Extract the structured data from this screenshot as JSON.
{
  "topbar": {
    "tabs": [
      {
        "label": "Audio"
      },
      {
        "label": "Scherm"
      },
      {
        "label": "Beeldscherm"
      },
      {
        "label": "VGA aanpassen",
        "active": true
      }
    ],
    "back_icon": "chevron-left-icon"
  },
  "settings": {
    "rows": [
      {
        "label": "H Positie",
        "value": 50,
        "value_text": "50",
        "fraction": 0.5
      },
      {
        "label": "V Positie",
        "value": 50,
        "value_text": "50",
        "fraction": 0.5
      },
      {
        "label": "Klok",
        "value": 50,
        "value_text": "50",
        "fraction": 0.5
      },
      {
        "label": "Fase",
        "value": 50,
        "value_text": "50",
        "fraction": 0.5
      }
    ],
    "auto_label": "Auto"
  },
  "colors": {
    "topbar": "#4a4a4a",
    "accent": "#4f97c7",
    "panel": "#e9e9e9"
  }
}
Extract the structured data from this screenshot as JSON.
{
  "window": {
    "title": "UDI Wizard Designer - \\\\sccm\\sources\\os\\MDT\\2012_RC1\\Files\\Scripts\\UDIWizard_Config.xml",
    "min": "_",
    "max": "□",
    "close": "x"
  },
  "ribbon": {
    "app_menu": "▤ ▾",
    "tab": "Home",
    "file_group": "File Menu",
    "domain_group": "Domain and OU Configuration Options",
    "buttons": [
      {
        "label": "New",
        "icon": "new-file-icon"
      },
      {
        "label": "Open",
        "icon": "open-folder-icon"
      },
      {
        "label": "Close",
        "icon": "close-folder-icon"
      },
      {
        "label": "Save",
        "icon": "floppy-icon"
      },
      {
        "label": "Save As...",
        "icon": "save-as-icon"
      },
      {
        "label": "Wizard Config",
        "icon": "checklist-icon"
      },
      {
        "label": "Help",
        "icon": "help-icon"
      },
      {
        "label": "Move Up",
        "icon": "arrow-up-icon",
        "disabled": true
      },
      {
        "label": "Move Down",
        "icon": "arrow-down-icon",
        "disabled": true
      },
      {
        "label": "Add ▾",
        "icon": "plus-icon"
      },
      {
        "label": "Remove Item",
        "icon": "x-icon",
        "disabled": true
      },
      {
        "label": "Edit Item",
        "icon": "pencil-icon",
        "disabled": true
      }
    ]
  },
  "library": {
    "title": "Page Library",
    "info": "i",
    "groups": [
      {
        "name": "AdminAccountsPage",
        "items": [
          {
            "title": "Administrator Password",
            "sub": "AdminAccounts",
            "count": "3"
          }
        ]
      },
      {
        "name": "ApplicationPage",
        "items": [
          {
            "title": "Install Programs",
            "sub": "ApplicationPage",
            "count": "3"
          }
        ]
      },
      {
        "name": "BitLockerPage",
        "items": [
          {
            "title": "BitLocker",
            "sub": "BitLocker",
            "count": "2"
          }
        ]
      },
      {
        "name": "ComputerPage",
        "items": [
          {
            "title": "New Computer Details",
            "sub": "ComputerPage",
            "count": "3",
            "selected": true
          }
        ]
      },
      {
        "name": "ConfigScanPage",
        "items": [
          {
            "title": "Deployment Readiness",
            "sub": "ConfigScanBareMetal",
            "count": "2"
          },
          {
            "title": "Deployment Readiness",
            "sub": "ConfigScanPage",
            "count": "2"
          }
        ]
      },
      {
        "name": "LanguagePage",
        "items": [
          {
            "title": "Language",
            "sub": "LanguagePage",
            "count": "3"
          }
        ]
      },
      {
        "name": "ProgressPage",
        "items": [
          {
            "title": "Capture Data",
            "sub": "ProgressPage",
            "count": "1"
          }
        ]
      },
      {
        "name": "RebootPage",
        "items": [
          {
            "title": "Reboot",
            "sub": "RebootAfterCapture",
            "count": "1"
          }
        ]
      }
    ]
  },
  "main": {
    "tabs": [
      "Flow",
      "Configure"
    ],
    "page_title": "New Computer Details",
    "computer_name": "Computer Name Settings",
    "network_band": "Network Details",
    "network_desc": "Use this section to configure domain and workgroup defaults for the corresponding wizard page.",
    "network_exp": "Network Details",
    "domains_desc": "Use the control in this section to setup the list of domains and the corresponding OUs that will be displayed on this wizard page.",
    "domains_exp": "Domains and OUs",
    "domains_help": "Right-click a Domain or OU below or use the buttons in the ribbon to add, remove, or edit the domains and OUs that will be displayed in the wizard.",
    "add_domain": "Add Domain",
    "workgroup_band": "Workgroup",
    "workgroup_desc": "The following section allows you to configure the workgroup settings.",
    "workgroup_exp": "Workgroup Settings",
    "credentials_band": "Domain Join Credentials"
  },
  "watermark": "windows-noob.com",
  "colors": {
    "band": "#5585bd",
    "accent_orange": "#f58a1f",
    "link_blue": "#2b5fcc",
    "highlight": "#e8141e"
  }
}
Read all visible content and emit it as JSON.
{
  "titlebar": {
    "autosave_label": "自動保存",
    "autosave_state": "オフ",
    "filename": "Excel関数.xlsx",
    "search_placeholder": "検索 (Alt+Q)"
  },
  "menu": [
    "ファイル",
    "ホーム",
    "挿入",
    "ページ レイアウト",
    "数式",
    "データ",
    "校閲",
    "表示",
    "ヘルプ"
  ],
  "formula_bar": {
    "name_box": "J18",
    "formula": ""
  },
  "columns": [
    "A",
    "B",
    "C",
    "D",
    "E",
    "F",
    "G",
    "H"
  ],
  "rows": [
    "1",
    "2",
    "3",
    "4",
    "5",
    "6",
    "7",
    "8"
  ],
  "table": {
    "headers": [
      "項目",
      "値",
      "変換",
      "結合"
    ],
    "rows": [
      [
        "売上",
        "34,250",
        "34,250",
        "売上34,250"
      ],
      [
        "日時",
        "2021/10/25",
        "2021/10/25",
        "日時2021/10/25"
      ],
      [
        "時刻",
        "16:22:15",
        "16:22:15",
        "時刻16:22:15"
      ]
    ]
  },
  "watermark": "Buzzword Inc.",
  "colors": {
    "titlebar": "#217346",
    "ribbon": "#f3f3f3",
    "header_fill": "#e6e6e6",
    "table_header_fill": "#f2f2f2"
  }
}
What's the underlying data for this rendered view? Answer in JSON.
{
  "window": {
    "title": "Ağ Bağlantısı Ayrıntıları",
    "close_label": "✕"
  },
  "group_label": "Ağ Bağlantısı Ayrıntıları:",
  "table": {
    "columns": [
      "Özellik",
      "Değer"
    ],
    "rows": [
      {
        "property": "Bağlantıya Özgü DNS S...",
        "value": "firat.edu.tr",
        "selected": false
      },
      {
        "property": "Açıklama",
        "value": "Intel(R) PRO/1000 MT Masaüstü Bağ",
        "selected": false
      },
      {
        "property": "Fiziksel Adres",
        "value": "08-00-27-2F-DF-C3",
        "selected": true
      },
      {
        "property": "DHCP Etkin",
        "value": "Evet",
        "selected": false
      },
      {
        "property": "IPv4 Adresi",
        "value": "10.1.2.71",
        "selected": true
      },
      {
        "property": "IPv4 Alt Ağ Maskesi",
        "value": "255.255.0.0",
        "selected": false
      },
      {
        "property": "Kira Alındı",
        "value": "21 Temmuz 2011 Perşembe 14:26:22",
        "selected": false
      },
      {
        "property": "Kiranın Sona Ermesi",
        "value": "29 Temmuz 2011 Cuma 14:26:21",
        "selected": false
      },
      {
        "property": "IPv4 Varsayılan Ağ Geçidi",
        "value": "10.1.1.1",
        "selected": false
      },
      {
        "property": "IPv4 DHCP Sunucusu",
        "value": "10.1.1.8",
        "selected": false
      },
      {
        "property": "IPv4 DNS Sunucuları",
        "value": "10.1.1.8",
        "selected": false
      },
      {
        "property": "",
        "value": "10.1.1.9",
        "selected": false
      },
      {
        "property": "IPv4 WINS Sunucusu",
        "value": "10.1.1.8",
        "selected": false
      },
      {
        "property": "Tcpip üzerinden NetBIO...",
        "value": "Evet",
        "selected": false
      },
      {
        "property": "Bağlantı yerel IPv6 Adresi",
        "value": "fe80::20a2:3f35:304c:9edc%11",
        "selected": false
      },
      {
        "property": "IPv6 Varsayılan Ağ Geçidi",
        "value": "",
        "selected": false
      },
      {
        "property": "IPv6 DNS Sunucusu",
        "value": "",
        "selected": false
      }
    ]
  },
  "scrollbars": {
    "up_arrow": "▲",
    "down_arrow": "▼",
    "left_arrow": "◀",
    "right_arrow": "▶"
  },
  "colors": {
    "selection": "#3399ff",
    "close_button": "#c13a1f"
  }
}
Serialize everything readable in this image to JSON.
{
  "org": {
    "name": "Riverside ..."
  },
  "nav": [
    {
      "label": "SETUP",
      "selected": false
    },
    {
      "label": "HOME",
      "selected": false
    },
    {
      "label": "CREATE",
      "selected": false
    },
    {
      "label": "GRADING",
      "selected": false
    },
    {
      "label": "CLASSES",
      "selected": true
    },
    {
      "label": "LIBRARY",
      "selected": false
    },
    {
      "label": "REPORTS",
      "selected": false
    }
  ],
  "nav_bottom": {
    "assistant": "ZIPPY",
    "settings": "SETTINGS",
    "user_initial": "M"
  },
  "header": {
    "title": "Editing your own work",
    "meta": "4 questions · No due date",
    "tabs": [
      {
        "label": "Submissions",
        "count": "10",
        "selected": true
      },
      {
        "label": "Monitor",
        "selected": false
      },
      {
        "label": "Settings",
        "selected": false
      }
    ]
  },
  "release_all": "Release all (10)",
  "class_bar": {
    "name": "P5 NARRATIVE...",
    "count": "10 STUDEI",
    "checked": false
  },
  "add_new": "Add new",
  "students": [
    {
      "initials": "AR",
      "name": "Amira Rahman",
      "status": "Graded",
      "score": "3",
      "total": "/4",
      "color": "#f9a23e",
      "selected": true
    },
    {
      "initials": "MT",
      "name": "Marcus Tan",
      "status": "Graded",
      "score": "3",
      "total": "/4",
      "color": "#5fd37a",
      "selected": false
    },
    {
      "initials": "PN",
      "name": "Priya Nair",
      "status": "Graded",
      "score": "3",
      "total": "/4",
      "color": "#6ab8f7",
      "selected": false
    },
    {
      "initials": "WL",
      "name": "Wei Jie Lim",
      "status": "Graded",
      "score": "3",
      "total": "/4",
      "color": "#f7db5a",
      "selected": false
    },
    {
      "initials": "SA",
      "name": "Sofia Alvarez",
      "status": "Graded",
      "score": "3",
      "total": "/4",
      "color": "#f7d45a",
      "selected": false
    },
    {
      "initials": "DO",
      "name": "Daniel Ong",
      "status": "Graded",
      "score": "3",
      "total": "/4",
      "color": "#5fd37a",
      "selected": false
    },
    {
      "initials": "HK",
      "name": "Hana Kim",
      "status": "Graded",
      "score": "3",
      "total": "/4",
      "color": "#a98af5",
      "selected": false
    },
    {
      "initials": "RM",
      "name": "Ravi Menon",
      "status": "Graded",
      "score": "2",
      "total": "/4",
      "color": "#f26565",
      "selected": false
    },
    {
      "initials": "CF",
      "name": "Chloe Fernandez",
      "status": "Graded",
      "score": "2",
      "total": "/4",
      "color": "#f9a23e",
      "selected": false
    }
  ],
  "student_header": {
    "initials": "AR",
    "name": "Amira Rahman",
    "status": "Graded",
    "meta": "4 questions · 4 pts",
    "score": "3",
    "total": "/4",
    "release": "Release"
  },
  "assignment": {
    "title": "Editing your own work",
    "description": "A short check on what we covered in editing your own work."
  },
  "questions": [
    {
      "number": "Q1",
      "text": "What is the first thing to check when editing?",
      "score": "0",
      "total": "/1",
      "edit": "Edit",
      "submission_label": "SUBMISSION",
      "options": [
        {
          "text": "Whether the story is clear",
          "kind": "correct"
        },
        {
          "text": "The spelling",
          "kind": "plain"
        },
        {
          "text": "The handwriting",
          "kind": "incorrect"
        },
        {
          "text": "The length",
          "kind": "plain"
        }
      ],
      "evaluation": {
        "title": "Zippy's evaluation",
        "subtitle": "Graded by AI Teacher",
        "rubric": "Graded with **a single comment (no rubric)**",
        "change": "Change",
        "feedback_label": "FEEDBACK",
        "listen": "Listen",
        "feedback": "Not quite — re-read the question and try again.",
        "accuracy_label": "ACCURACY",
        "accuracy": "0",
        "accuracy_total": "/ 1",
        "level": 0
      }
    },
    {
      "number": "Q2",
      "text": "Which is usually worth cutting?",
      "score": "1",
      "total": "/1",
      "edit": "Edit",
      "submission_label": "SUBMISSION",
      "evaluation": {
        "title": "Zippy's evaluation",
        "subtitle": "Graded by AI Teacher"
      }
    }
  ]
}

◆ **EXERCISE BRIEF**:
From the data above, work out how many lines contain the string "Teacher" and reply with only the number.

◆ **ANSWER BELOW**:
2